(Dataset excerpt)
......

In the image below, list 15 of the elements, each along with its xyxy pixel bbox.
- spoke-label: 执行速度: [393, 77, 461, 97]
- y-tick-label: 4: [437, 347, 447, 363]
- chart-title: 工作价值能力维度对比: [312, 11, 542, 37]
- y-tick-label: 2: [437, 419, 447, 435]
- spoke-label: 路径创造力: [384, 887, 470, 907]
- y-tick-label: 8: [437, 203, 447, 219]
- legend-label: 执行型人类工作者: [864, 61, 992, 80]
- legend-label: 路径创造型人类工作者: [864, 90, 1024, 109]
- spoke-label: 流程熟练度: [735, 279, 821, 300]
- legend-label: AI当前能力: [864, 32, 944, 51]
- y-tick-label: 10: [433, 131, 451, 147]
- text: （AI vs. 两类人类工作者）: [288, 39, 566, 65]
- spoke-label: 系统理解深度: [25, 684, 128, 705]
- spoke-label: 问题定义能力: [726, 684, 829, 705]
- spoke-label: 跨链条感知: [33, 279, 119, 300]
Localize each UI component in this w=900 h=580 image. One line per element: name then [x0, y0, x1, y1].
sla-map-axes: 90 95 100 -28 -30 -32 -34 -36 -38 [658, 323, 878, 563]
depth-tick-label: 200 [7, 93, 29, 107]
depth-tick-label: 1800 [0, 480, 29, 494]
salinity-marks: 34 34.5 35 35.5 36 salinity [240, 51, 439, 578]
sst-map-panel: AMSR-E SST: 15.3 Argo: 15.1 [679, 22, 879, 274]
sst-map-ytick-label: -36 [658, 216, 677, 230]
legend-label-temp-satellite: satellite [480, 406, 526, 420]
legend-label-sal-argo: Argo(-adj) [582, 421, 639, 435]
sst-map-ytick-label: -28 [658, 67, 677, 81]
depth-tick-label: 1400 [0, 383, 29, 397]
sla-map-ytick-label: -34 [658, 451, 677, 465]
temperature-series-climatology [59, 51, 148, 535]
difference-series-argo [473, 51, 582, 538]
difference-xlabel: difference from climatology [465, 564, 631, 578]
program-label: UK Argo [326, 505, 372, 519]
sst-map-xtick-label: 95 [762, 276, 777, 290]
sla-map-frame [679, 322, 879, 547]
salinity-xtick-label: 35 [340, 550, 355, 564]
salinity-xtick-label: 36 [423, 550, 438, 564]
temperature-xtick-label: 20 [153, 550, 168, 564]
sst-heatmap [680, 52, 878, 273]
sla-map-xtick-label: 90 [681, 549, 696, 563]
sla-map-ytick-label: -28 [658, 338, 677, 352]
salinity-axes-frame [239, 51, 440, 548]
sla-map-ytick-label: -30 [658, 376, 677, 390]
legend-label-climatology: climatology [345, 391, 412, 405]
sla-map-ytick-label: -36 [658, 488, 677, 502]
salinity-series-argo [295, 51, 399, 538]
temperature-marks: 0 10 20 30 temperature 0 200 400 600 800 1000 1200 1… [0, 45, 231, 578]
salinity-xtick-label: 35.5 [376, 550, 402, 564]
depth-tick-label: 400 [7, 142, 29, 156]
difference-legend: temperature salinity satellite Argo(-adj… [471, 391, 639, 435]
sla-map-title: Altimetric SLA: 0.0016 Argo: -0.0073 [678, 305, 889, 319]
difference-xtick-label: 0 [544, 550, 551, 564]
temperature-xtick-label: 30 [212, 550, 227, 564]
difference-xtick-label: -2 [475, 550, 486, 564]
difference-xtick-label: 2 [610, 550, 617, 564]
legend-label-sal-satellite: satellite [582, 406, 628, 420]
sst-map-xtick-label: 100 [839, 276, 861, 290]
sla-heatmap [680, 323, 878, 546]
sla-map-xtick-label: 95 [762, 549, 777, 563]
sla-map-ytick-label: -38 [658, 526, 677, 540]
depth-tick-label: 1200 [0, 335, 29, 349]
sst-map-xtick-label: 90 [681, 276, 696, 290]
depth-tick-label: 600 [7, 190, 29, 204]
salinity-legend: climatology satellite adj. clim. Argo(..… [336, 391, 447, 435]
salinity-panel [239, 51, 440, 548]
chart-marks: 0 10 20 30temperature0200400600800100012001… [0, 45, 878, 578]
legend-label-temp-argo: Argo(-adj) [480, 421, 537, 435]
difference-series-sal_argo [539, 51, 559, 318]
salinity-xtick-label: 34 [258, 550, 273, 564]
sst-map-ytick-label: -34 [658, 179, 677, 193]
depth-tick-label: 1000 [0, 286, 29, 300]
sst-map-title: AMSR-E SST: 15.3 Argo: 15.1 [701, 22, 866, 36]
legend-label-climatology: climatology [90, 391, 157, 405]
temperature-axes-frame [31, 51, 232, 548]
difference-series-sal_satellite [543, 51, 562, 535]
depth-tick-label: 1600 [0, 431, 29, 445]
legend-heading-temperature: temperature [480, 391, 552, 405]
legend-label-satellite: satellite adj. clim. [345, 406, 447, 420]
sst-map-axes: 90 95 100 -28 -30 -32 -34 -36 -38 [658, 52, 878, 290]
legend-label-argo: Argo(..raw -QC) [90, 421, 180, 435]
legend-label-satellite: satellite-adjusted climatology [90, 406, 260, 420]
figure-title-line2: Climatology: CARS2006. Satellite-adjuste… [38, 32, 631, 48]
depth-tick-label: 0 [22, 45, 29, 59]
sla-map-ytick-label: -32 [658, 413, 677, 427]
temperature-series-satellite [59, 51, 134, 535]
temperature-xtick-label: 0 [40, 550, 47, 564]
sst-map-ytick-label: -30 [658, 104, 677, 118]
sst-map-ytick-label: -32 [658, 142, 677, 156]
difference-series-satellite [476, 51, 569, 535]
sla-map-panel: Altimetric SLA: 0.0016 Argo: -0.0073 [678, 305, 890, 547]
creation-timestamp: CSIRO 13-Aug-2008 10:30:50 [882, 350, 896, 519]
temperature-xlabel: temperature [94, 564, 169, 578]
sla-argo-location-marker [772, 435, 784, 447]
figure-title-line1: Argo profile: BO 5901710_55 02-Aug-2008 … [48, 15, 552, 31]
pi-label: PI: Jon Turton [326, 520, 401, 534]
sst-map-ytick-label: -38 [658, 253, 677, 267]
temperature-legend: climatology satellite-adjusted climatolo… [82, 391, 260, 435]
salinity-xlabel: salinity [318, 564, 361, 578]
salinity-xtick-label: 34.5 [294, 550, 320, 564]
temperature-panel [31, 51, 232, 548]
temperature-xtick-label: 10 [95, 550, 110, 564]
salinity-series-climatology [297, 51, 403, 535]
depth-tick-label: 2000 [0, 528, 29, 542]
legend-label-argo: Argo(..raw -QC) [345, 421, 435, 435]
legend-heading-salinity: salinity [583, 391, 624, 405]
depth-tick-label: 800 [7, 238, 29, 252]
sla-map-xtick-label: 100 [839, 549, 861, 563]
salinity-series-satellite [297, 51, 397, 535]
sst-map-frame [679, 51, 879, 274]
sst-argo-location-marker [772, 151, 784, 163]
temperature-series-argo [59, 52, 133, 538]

......

◆ DIRECTION ◆
Copy out every row above, switching "sla-map-ytick-label" to "sla-map-y-tick-label" and changing nothing else.

◆ COMPLETE ANSWER ◆
In the image below, list 15 of the elements, each along with its xyxy pixel bbox.
- spoke-label: 执行速度: [393, 77, 461, 97]
- y-tick-label: 4: [437, 347, 447, 363]
- chart-title: 工作价值能力维度对比: [312, 11, 542, 37]
- y-tick-label: 2: [437, 419, 447, 435]
- spoke-label: 路径创造力: [384, 887, 470, 907]
- y-tick-label: 8: [437, 203, 447, 219]
- legend-label: 执行型人类工作者: [864, 61, 992, 80]
- legend-label: 路径创造型人类工作者: [864, 90, 1024, 109]
- spoke-label: 流程熟练度: [735, 279, 821, 300]
- legend-label: AI当前能力: [864, 32, 944, 51]
- y-tick-label: 10: [433, 131, 451, 147]
- text: （AI vs. 两类人类工作者）: [288, 39, 566, 65]
- spoke-label: 系统理解深度: [25, 684, 128, 705]
- spoke-label: 问题定义能力: [726, 684, 829, 705]
- spoke-label: 跨链条感知: [33, 279, 119, 300]
Localize each UI component in this w=900 h=580 image. One line per element: name then [x0, y0, x1, y1].
sla-map-axes: 90 95 100 -28 -30 -32 -34 -36 -38 [658, 323, 878, 563]
depth-tick-label: 200 [7, 93, 29, 107]
depth-tick-label: 1800 [0, 480, 29, 494]
salinity-marks: 34 34.5 35 35.5 36 salinity [240, 51, 439, 578]
sst-map-panel: AMSR-E SST: 15.3 Argo: 15.1 [679, 22, 879, 274]
sst-map-ytick-label: -36 [658, 216, 677, 230]
legend-label-temp-satellite: satellite [480, 406, 526, 420]
legend-label-sal-argo: Argo(-adj) [582, 421, 639, 435]
sst-map-ytick-label: -28 [658, 67, 677, 81]
depth-tick-label: 1400 [0, 383, 29, 397]
sla-map-y-tick-label: -34 [658, 451, 677, 465]
temperature-series-climatology [59, 51, 148, 535]
difference-series-argo [473, 51, 582, 538]
difference-xlabel: difference from climatology [465, 564, 631, 578]
program-label: UK Argo [326, 505, 372, 519]
sst-map-xtick-label: 95 [762, 276, 777, 290]
sla-map-frame [679, 322, 879, 547]
salinity-xtick-label: 35 [340, 550, 355, 564]
salinity-xtick-label: 36 [423, 550, 438, 564]
temperature-xtick-label: 20 [153, 550, 168, 564]
sst-heatmap [680, 52, 878, 273]
sla-map-xtick-label: 90 [681, 549, 696, 563]
sla-map-y-tick-label: -28 [658, 338, 677, 352]
salinity-axes-frame [239, 51, 440, 548]
sla-map-y-tick-label: -30 [658, 376, 677, 390]
legend-label-climatology: climatology [345, 391, 412, 405]
sla-map-y-tick-label: -36 [658, 488, 677, 502]
salinity-series-argo [295, 51, 399, 538]
temperature-marks: 0 10 20 30 temperature 0 200 400 600 800 1000 1200 1… [0, 45, 231, 578]
salinity-xtick-label: 35.5 [376, 550, 402, 564]
depth-tick-label: 400 [7, 142, 29, 156]
difference-legend: temperature salinity satellite Argo(-adj… [471, 391, 639, 435]
sla-map-title: Altimetric SLA: 0.0016 Argo: -0.0073 [678, 305, 889, 319]
difference-xtick-label: 0 [544, 550, 551, 564]
temperature-xtick-label: 30 [212, 550, 227, 564]
difference-xtick-label: -2 [475, 550, 486, 564]
difference-xtick-label: 2 [610, 550, 617, 564]
legend-label-sal-satellite: satellite [582, 406, 628, 420]
sst-map-xtick-label: 100 [839, 276, 861, 290]
sla-heatmap [680, 323, 878, 546]
sla-map-xtick-label: 95 [762, 549, 777, 563]
sla-map-y-tick-label: -38 [658, 526, 677, 540]
depth-tick-label: 1200 [0, 335, 29, 349]
sst-map-xtick-label: 90 [681, 276, 696, 290]
depth-tick-label: 600 [7, 190, 29, 204]
salinity-legend: climatology satellite adj. clim. Argo(..… [336, 391, 447, 435]
salinity-panel [239, 51, 440, 548]
chart-marks: 0 10 20 30temperature0200400600800100012001… [0, 45, 878, 578]
legend-label-temp-argo: Argo(-adj) [480, 421, 537, 435]
difference-series-sal_argo [539, 51, 559, 318]
salinity-xtick-label: 34 [258, 550, 273, 564]
sst-map-ytick-label: -34 [658, 179, 677, 193]
depth-tick-label: 1000 [0, 286, 29, 300]
sst-map-title: AMSR-E SST: 15.3 Argo: 15.1 [701, 22, 866, 36]
legend-label-climatology: climatology [90, 391, 157, 405]
temperature-axes-frame [31, 51, 232, 548]
difference-series-sal_satellite [543, 51, 562, 535]
depth-tick-label: 1600 [0, 431, 29, 445]
legend-heading-temperature: temperature [480, 391, 552, 405]
legend-label-satellite: satellite adj. clim. [345, 406, 447, 420]
sst-map-axes: 90 95 100 -28 -30 -32 -34 -36 -38 [658, 52, 878, 290]
legend-label-argo: Argo(..raw -QC) [90, 421, 180, 435]
legend-label-satellite: satellite-adjusted climatology [90, 406, 260, 420]
figure-title-line2: Climatology: CARS2006. Satellite-adjuste… [38, 32, 631, 48]
depth-tick-label: 0 [22, 45, 29, 59]
sla-map-y-tick-label: -32 [658, 413, 677, 427]
temperature-series-satellite [59, 51, 134, 535]
temperature-xtick-label: 0 [40, 550, 47, 564]
sst-map-ytick-label: -30 [658, 104, 677, 118]
sst-map-ytick-label: -32 [658, 142, 677, 156]
difference-series-satellite [476, 51, 569, 535]
sla-map-panel: Altimetric SLA: 0.0016 Argo: -0.0073 [678, 305, 890, 547]
creation-timestamp: CSIRO 13-Aug-2008 10:30:50 [882, 350, 896, 519]
temperature-xlabel: temperature [94, 564, 169, 578]
sla-argo-location-marker [772, 435, 784, 447]
figure-title-line1: Argo profile: BO 5901710_55 02-Aug-2008 … [48, 15, 552, 31]
pi-label: PI: Jon Turton [326, 520, 401, 534]
sst-map-ytick-label: -38 [658, 253, 677, 267]
temperature-legend: climatology satellite-adjusted climatolo… [82, 391, 260, 435]
salinity-xlabel: salinity [318, 564, 361, 578]
salinity-xtick-label: 34.5 [294, 550, 320, 564]
temperature-panel [31, 51, 232, 548]
temperature-xtick-label: 10 [95, 550, 110, 564]
salinity-series-climatology [297, 51, 403, 535]
depth-tick-label: 2000 [0, 528, 29, 542]
legend-label-argo: Argo(..raw -QC) [345, 421, 435, 435]
legend-heading-salinity: salinity [583, 391, 624, 405]
depth-tick-label: 800 [7, 238, 29, 252]
sla-map-xtick-label: 100 [839, 549, 861, 563]
salinity-series-satellite [297, 51, 397, 535]
sst-map-frame [679, 51, 879, 274]
sst-argo-location-marker [772, 151, 784, 163]
temperature-series-argo [59, 52, 133, 538]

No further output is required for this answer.